- _Problem to work on_
Keep the wording of each record exactly the same when you repeat it, and leave out pictures.

- _Supplied material_
------
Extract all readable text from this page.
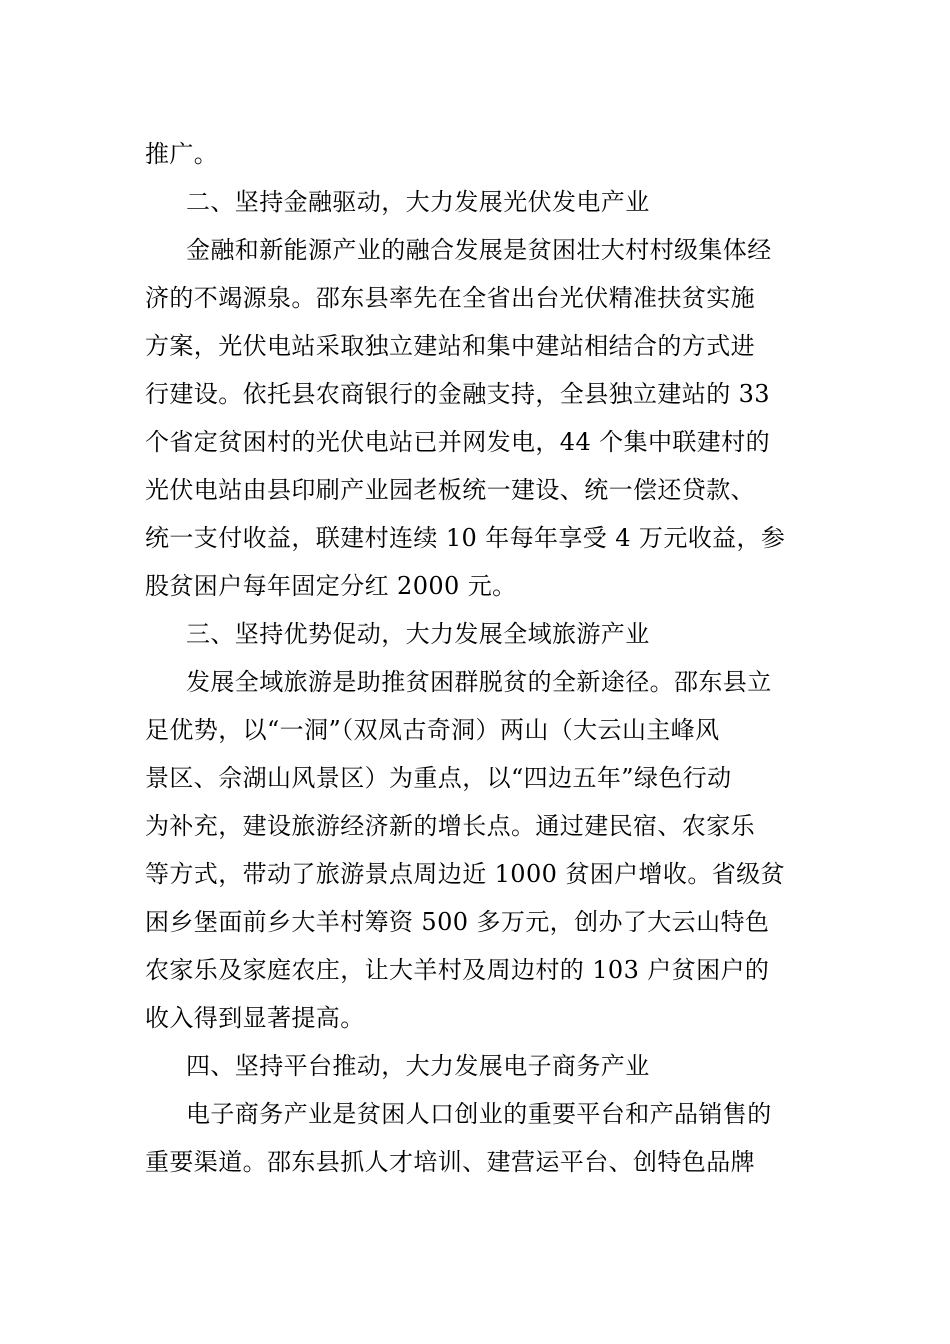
推广。
二、坚持金融驱动，大力发展光伏发电产业
金融和新能源产业的融合发展是贫困壮大村村级集体经
济的不竭源泉。邵东县率先在全省出台光伏精准扶贫实施
方案，光伏电站采取独立建站和集中建站相结合的方式进
行建设。依托县农商银行的金融支持，全县独立建站的 33
个省定贫困村的光伏电站已并网发电，44 个集中联建村的
光伏电站由县印刷产业园老板统一建设、统一偿还贷款、
统一支付收益，联建村连续 10 年每年享受 4 万元收益，参
股贫困户每年固定分红 2000 元。
三、坚持优势促动，大力发展全域旅游产业
发展全域旅游是助推贫困群脱贫的全新途径。邵东县立
足优势，以“一洞”（双凤古奇洞）两山（大云山主峰风
景区、佘湖山风景区）为重点，以“四边五年”绿色行动
为补充，建设旅游经济新的增长点。通过建民宿、农家乐
等方式，带动了旅游景点周边近 1000 贫困户增收。省级贫
困乡堡面前乡大羊村筹资 500 多万元，创办了大云山特色
农家乐及家庭农庄，让大羊村及周边村的 103 户贫困户的
收入得到显著提高。
四、坚持平台推动，大力发展电子商务产业
电子商务产业是贫困人口创业的重要平台和产品销售的
重要渠道。邵东县抓人才培训、建营运平台、创特色品牌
------
- _Exercise solution_
Extract all readable text from this page.
推广。
二、坚持金融驱动，大力发展光伏发电产业
金融和新能源产业的融合发展是贫困壮大村村级集体经
济的不竭源泉。邵东县率先在全省出台光伏精准扶贫实施
方案，光伏电站采取独立建站和集中建站相结合的方式进
行建设。依托县农商银行的金融支持，全县独立建站的 33
个省定贫困村的光伏电站已并网发电，44 个集中联建村的
光伏电站由县印刷产业园老板统一建设、统一偿还贷款、
统一支付收益，联建村连续 10 年每年享受 4 万元收益，参
股贫困户每年固定分红 2000 元。
三、坚持优势促动，大力发展全域旅游产业
发展全域旅游是助推贫困群脱贫的全新途径。邵东县立
足优势，以“一洞”（双凤古奇洞）两山（大云山主峰风
景区、佘湖山风景区）为重点，以“四边五年”绿色行动
为补充，建设旅游经济新的增长点。通过建民宿、农家乐
等方式，带动了旅游景点周边近 1000 贫困户增收。省级贫
困乡堡面前乡大羊村筹资 500 多万元，创办了大云山特色
农家乐及家庭农庄，让大羊村及周边村的 103 户贫困户的
收入得到显著提高。
四、坚持平台推动，大力发展电子商务产业
电子商务产业是贫困人口创业的重要平台和产品销售的
重要渠道。邵东县抓人才培训、建营运平台、创特色品牌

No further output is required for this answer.